◆ TEXT SECTION:
┄┄┄┄┄┄

Joaquin ‘El Chapo’ Guzman captured – Chicago Tribune

Today is Thursday, January 8th, the eighth day of 2026. There are 357 days left in the year.

Today in history:

On January 8, 2016, Joaquin “El Chapo” Guzman, the world's most wanted drug lord, was captured for the third time in a daring raid by Mexican Marines, six months after he walked through the tunnel to freedom from a maximum security prison.

Also on this day:

In 1790, President George Washington delivered his first State of the Union address in New York.

In 1815, the last major battle of the War of 1812 came to an end when American forces defeated the British at the Battle of New Orleans without receiving word of the December peace treaty.

In 1867, the U.S. House of Representatives joined the Senate in overriding President Andrew Johnson's veto of the District of Columbia Voting Rights Act, giving black men in the nation's capital the right to vote.

In 1964, President Lyndon B. Johnson declared an “unconditional war on poverty in America” in his State of the Union address.

In 1998, Ramzi Youssef, the mastermind of the 1993 World Trade Center bombing, was sentenced in New York to life in prison without the possibility of parole.

In 2011, U.S. Rep. Gabrielle Giffords, a Democrat from Arizona, was shot when a gunman opened fire while the congresswoman was meeting with constituents in Tucson; six people were killed and another 12 were injured. (Shooter Jared Lee Loughner was sentenced in 2012 to seven consecutive life sentences plus 140 years.)

In 2020, Iran retaliated against the United States for killing Iran's top military commander and firing missiles at two Iraqi military bases housing American troops. More than 100 U.S. military personnel were later diagnosed with traumatic brain injury. That same day, as Iran prepared to launch a counterattack, the country's Revolutionary Guard shot down a Ukrainian airliner taking off from Tehran, apparently mistaking it for a missile, killing all 176 people on board.

┄┄┄┄┄┄

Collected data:
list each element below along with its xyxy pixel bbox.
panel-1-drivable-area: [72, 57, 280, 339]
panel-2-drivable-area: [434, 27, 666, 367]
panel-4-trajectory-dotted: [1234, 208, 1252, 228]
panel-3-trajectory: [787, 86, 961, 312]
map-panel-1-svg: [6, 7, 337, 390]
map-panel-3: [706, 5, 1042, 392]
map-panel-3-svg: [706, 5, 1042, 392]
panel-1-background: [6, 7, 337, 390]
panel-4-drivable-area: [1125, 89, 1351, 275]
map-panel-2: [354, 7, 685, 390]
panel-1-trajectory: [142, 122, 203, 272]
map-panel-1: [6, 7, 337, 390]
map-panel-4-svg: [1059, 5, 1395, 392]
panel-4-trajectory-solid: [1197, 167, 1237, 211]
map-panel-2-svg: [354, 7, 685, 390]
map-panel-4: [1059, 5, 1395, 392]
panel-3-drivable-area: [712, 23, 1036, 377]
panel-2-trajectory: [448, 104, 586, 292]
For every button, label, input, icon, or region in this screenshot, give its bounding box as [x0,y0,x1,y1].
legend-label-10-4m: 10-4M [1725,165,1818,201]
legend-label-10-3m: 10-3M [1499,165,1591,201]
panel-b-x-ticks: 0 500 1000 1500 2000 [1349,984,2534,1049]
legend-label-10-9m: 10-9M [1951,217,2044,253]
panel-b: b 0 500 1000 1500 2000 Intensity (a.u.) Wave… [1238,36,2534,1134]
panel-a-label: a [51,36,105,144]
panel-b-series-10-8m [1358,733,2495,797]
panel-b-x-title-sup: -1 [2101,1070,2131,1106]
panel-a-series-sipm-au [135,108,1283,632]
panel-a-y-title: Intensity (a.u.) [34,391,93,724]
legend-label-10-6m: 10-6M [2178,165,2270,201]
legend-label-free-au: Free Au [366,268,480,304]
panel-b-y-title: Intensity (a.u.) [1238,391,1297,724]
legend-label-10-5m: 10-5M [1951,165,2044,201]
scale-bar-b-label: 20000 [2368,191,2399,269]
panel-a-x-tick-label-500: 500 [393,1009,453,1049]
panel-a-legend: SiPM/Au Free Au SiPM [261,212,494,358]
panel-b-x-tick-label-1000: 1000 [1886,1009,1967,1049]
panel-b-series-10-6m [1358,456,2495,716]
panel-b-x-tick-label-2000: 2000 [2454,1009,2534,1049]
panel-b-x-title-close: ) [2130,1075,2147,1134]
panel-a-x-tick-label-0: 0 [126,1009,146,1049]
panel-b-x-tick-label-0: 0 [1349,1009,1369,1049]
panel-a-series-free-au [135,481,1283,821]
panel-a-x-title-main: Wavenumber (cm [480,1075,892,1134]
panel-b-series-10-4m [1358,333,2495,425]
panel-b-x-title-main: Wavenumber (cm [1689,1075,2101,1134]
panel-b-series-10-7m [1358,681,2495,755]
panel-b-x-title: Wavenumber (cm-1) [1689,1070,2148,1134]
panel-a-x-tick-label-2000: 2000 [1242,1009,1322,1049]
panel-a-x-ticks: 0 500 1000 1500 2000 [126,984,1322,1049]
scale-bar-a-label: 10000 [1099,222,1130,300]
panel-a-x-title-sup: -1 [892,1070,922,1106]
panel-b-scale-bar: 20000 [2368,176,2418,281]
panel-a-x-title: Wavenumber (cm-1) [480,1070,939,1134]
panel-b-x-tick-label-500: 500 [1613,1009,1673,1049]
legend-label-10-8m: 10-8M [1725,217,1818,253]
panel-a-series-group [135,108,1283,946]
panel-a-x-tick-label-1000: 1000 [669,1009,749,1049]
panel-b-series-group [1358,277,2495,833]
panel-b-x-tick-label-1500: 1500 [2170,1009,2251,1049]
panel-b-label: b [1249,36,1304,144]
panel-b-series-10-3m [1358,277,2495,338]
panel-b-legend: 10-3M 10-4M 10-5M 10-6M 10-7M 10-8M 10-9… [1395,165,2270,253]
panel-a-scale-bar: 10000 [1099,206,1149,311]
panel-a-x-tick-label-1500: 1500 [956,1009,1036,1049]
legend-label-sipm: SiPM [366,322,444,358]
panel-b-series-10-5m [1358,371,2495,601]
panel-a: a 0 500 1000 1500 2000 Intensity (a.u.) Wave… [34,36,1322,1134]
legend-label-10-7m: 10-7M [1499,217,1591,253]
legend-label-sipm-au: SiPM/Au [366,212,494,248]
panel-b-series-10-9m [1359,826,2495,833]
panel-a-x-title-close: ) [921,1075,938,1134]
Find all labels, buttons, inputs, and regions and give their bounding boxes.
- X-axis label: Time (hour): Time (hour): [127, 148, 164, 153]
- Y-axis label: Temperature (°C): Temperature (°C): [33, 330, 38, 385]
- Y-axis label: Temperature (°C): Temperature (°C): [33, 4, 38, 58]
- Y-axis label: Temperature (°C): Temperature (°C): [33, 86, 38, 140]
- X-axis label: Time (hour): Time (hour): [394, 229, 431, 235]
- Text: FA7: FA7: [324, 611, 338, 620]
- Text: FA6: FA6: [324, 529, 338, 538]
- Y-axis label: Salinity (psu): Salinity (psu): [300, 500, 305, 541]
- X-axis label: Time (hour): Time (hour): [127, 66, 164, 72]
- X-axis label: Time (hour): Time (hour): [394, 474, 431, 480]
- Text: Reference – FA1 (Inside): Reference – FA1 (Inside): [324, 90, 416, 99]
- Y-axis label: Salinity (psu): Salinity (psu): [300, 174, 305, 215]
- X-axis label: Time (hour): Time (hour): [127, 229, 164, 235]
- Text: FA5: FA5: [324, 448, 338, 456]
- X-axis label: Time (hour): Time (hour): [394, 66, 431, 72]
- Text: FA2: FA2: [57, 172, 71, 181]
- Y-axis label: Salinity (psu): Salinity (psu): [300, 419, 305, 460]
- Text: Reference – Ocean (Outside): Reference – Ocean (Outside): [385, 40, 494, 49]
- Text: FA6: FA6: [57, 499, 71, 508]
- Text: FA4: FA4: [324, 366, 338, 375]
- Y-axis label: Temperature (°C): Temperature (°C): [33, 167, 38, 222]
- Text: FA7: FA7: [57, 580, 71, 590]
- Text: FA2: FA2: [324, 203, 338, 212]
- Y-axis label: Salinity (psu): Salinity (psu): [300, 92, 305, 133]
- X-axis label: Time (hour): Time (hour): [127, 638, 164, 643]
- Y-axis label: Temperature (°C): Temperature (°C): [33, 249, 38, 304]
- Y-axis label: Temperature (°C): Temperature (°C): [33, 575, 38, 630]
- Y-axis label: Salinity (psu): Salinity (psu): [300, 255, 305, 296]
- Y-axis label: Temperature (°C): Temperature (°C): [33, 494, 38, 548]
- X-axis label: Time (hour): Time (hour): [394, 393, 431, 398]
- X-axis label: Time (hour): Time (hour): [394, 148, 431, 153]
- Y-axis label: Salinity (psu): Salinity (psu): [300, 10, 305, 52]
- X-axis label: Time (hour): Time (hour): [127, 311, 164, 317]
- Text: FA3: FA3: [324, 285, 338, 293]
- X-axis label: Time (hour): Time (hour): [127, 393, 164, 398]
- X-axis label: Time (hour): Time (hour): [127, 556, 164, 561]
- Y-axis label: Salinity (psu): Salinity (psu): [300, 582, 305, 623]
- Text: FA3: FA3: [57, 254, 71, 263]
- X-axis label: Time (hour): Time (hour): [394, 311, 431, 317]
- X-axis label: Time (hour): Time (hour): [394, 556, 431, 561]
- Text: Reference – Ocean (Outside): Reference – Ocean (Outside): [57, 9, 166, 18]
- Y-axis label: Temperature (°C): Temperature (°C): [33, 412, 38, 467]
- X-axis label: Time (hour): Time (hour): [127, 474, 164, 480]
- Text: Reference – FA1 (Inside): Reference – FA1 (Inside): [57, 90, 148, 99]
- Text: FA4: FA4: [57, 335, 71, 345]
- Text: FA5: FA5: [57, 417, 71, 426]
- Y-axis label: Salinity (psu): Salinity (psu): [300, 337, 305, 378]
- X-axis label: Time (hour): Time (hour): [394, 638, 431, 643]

┄┄┄┄┄┄

◆ WORK TO COMPLETE:
Answer these questions from the history page:
(a) How many months after walking through the tunnel out of prison was Joaquin "El Chapo" Guzman captured?
(b) In what city did George Washington deliver his first State of the Union address?
(c) How many people were on board the Ukrainian airliner that the Revolutionary Guard shot down?
The collected data is separate material from the history page.

◆ ANSWER BOX:
(a) Six months
(b) New York
(c) 176